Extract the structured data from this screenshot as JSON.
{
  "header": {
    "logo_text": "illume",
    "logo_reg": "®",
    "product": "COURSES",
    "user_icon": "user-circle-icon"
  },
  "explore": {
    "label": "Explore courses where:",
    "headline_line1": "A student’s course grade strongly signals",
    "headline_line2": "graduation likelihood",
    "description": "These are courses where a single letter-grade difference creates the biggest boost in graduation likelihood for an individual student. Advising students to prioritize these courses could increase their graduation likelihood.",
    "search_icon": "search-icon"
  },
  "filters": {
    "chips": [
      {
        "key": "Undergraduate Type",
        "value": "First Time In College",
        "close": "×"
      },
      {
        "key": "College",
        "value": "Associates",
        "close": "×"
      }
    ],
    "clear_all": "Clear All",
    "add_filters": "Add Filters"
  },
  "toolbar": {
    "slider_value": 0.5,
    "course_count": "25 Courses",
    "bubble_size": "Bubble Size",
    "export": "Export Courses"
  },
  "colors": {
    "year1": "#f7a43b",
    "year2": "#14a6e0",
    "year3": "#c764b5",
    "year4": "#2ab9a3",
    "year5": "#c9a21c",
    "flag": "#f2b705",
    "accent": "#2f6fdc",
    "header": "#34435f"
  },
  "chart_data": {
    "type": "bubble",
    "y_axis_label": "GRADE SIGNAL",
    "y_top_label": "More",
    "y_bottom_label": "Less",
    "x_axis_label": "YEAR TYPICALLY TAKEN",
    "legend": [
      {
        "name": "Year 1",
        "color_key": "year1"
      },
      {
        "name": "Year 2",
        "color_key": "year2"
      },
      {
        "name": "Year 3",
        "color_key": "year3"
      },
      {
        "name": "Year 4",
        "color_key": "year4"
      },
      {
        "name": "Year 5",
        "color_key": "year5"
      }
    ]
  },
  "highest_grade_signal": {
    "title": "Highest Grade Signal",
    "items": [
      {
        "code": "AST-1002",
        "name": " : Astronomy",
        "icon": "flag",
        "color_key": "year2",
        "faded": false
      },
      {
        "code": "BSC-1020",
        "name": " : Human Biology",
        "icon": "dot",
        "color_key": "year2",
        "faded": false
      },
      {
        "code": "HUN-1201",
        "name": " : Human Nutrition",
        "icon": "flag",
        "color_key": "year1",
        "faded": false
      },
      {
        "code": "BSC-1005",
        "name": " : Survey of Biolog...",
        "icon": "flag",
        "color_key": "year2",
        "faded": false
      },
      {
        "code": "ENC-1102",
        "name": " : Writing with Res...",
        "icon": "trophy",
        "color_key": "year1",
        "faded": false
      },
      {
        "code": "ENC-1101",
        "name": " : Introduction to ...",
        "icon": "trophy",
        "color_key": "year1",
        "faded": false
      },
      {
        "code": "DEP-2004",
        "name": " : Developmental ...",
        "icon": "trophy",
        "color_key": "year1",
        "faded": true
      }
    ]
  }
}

§ **Your goal**
Find the lines containing "student" and pull them out.

§ **Task result**
    "headline_line1": "A student’s course grade strongly signals",
    "description": "These are courses where a single letter-grade difference creates the biggest boost in graduation likelihood for an individual student. Advising students to prioritize these courses could increase their graduation likelihood.",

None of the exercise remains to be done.